Copy out every record exactly.
(Stored data)
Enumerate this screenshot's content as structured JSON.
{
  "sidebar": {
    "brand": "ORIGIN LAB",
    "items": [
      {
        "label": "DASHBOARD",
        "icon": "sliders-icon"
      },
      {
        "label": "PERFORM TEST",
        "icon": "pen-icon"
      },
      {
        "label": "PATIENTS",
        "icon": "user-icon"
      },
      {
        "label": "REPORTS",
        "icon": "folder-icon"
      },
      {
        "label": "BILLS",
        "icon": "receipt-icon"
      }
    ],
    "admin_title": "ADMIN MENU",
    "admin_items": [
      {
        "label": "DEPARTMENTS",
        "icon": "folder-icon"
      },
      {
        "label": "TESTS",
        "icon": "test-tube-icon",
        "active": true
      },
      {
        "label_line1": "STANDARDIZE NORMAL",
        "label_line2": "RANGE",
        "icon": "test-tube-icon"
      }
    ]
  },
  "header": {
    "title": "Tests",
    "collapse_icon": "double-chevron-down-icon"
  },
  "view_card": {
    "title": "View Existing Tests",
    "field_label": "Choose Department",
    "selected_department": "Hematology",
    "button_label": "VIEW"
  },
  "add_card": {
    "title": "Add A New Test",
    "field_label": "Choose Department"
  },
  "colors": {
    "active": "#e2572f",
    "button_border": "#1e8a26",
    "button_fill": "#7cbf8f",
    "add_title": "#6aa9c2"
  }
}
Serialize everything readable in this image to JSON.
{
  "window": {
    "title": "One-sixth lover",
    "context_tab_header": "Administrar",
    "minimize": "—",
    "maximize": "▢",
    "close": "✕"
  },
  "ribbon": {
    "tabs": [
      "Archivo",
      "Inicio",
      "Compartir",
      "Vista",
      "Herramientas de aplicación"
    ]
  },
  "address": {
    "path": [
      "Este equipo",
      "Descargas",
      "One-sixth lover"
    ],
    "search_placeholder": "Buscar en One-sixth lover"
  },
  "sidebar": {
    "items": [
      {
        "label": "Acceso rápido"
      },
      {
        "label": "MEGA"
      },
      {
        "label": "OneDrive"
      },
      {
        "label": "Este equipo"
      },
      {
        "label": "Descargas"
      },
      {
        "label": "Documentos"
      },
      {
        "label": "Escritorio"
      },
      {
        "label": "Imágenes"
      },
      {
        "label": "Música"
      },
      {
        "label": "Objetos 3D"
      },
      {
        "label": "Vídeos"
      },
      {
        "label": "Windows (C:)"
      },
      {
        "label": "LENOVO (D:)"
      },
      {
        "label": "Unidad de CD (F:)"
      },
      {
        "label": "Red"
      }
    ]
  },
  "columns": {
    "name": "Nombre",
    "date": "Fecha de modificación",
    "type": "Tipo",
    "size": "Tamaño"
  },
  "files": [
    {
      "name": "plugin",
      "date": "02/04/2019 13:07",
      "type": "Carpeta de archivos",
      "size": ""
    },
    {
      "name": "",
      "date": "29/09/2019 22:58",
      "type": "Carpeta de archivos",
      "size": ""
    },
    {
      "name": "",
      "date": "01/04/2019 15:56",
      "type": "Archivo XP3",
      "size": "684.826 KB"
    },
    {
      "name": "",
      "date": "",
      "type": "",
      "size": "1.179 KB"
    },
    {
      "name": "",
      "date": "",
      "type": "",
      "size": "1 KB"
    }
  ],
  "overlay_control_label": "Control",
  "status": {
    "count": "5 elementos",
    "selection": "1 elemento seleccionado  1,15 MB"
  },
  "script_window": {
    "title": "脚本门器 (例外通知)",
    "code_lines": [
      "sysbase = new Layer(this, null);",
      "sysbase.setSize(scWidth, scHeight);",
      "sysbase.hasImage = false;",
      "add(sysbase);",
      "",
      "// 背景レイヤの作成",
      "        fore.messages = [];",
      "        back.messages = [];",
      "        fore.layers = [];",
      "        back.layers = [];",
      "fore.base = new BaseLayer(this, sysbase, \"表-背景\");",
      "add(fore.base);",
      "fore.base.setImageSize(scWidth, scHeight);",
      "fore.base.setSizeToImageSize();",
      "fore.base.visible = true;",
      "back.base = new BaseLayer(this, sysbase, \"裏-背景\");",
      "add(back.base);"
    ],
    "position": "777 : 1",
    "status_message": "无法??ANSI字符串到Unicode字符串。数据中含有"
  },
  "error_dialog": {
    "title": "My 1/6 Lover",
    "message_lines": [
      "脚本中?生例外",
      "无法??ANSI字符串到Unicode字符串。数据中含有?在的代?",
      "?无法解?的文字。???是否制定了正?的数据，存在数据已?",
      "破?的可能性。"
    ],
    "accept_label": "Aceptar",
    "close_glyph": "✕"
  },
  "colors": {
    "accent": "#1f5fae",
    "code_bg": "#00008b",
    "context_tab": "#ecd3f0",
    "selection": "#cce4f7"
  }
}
(End Stored data)
Answer section:
Enumerate this screenshot's content as structured JSON.
{
  "sidebar": {
    "brand": "ORIGIN LAB",
    "items": [
      {
        "label": "DASHBOARD",
        "icon": "sliders-icon"
      },
      {
        "label": "PERFORM TEST",
        "icon": "pen-icon"
      },
      {
        "label": "PATIENTS",
        "icon": "user-icon"
      },
      {
        "label": "REPORTS",
        "icon": "folder-icon"
      },
      {
        "label": "BILLS",
        "icon": "receipt-icon"
      }
    ],
    "admin_title": "ADMIN MENU",
    "admin_items": [
      {
        "label": "DEPARTMENTS",
        "icon": "folder-icon"
      },
      {
        "label": "TESTS",
        "icon": "test-tube-icon",
        "active": true
      },
      {
        "label_line1": "STANDARDIZE NORMAL",
        "label_line2": "RANGE",
        "icon": "test-tube-icon"
      }
    ]
  },
  "header": {
    "title": "Tests",
    "collapse_icon": "double-chevron-down-icon"
  },
  "view_card": {
    "title": "View Existing Tests",
    "field_label": "Choose Department",
    "selected_department": "Hematology",
    "button_label": "VIEW"
  },
  "add_card": {
    "title": "Add A New Test",
    "field_label": "Choose Department"
  },
  "colors": {
    "active": "#e2572f",
    "button_border": "#1e8a26",
    "button_fill": "#7cbf8f",
    "add_title": "#6aa9c2"
  }
}
Serialize everything readable in this image to JSON.
{
  "window": {
    "title": "One-sixth lover",
    "context_tab_header": "Administrar",
    "minimize": "—",
    "maximize": "▢",
    "close": "✕"
  },
  "ribbon": {
    "tabs": [
      "Archivo",
      "Inicio",
      "Compartir",
      "Vista",
      "Herramientas de aplicación"
    ]
  },
  "address": {
    "path": [
      "Este equipo",
      "Descargas",
      "One-sixth lover"
    ],
    "search_placeholder": "Buscar en One-sixth lover"
  },
  "sidebar": {
    "items": [
      {
        "label": "Acceso rápido"
      },
      {
        "label": "MEGA"
      },
      {
        "label": "OneDrive"
      },
      {
        "label": "Este equipo"
      },
      {
        "label": "Descargas"
      },
      {
        "label": "Documentos"
      },
      {
        "label": "Escritorio"
      },
      {
        "label": "Imágenes"
      },
      {
        "label": "Música"
      },
      {
        "label": "Objetos 3D"
      },
      {
        "label": "Vídeos"
      },
      {
        "label": "Windows (C:)"
      },
      {
        "label": "LENOVO (D:)"
      },
      {
        "label": "Unidad de CD (F:)"
      },
      {
        "label": "Red"
      }
    ]
  },
  "columns": {
    "name": "Nombre",
    "date": "Fecha de modificación",
    "type": "Tipo",
    "size": "Tamaño"
  },
  "files": [
    {
      "name": "plugin",
      "date": "02/04/2019 13:07",
      "type": "Carpeta de archivos",
      "size": ""
    },
    {
      "name": "",
      "date": "29/09/2019 22:58",
      "type": "Carpeta de archivos",
      "size": ""
    },
    {
      "name": "",
      "date": "01/04/2019 15:56",
      "type": "Archivo XP3",
      "size": "684.826 KB"
    },
    {
      "name": "",
      "date": "",
      "type": "",
      "size": "1.179 KB"
    },
    {
      "name": "",
      "date": "",
      "type": "",
      "size": "1 KB"
    }
  ],
  "overlay_control_label": "Control",
  "status": {
    "count": "5 elementos",
    "selection": "1 elemento seleccionado  1,15 MB"
  },
  "script_window": {
    "title": "脚本门器 (例外通知)",
    "code_lines": [
      "sysbase = new Layer(this, null);",
      "sysbase.setSize(scWidth, scHeight);",
      "sysbase.hasImage = false;",
      "add(sysbase);",
      "",
      "// 背景レイヤの作成",
      "        fore.messages = [];",
      "        back.messages = [];",
      "        fore.layers = [];",
      "        back.layers = [];",
      "fore.base = new BaseLayer(this, sysbase, \"表-背景\");",
      "add(fore.base);",
      "fore.base.setImageSize(scWidth, scHeight);",
      "fore.base.setSizeToImageSize();",
      "fore.base.visible = true;",
      "back.base = new BaseLayer(this, sysbase, \"裏-背景\");",
      "add(back.base);"
    ],
    "position": "777 : 1",
    "status_message": "无法??ANSI字符串到Unicode字符串。数据中含有"
  },
  "error_dialog": {
    "title": "My 1/6 Lover",
    "message_lines": [
      "脚本中?生例外",
      "无法??ANSI字符串到Unicode字符串。数据中含有?在的代?",
      "?无法解?的文字。???是否制定了正?的数据，存在数据已?",
      "破?的可能性。"
    ],
    "accept_label": "Aceptar",
    "close_glyph": "✕"
  },
  "colors": {
    "accent": "#1f5fae",
    "code_bg": "#00008b",
    "context_tab": "#ecd3f0",
    "selection": "#cce4f7"
  }
}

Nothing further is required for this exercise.